*Set task:*
Write out the whole listing again, exactly.

(Saved data entries)

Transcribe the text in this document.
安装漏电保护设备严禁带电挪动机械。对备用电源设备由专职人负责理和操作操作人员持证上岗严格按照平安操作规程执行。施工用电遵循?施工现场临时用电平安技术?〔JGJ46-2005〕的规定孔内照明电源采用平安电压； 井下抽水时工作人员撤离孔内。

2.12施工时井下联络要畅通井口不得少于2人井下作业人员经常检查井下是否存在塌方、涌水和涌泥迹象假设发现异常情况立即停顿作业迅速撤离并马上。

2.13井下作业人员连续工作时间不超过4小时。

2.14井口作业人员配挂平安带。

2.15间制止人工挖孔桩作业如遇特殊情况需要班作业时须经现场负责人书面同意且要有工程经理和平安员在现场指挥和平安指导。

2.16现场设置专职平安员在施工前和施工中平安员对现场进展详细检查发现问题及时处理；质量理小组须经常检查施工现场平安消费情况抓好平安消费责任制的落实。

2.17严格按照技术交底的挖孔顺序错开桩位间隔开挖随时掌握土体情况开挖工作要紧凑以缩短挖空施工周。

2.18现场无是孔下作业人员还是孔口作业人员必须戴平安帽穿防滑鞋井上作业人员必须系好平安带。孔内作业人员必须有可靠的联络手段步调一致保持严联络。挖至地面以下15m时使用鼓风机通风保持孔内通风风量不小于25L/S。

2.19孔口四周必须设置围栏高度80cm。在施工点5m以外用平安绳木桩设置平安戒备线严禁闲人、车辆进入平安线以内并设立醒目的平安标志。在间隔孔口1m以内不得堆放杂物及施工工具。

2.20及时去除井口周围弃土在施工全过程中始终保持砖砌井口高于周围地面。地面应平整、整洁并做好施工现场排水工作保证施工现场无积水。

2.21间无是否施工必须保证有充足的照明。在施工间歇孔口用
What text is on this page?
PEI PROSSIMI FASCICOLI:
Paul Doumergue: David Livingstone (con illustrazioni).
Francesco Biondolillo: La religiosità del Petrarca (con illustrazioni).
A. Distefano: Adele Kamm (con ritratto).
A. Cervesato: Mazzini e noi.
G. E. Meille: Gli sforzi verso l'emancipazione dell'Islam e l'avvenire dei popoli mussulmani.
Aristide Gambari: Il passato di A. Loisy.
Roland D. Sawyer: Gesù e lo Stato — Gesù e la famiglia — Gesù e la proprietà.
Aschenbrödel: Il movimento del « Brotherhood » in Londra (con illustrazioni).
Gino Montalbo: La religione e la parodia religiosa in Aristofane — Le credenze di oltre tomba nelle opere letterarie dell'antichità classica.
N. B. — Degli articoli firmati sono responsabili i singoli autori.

*Full answer:*
Transcribe the text in this document.
安装漏电保护设备严禁带电挪动机械。对备用电源设备由专职人负责理和操作操作人员持证上岗严格按照平安操作规程执行。施工用电遵循?施工现场临时用电平安技术?〔JGJ46-2005〕的规定孔内照明电源采用平安电压； 井下抽水时工作人员撤离孔内。

2.12施工时井下联络要畅通井口不得少于2人井下作业人员经常检查井下是否存在塌方、涌水和涌泥迹象假设发现异常情况立即停顿作业迅速撤离并马上。

2.13井下作业人员连续工作时间不超过4小时。

2.14井口作业人员配挂平安带。

2.15间制止人工挖孔桩作业如遇特殊情况需要班作业时须经现场负责人书面同意且要有工程经理和平安员在现场指挥和平安指导。

2.16现场设置专职平安员在施工前和施工中平安员对现场进展详细检查发现问题及时处理；质量理小组须经常检查施工现场平安消费情况抓好平安消费责任制的落实。

2.17严格按照技术交底的挖孔顺序错开桩位间隔开挖随时掌握土体情况开挖工作要紧凑以缩短挖空施工周。

2.18现场无是孔下作业人员还是孔口作业人员必须戴平安帽穿防滑鞋井上作业人员必须系好平安带。孔内作业人员必须有可靠的联络手段步调一致保持严联络。挖至地面以下15m时使用鼓风机通风保持孔内通风风量不小于25L/S。

2.19孔口四周必须设置围栏高度80cm。在施工点5m以外用平安绳木桩设置平安戒备线严禁闲人、车辆进入平安线以内并设立醒目的平安标志。在间隔孔口1m以内不得堆放杂物及施工工具。

2.20及时去除井口周围弃土在施工全过程中始终保持砖砌井口高于周围地面。地面应平整、整洁并做好施工现场排水工作保证施工现场无积水。

2.21间无是否施工必须保证有充足的照明。在施工间歇孔口用
What text is on this page?
PEI PROSSIMI FASCICOLI:
Paul Doumergue: David Livingstone (con illustrazioni).
Francesco Biondolillo: La religiosità del Petrarca (con illustrazioni).
A. Distefano: Adele Kamm (con ritratto).
A. Cervesato: Mazzini e noi.
G. E. Meille: Gli sforzi verso l'emancipazione dell'Islam e l'avvenire dei popoli mussulmani.
Aristide Gambari: Il passato di A. Loisy.
Roland D. Sawyer: Gesù e lo Stato — Gesù e la famiglia — Gesù e la proprietà.
Aschenbrödel: Il movimento del « Brotherhood » in Londra (con illustrazioni).
Gino Montalbo: La religione e la parodia religiosa in Aristofane — Le credenze di oltre tomba nelle opere letterarie dell'antichità classica.
N. B. — Degli articoli firmati sono responsabili i singoli autori.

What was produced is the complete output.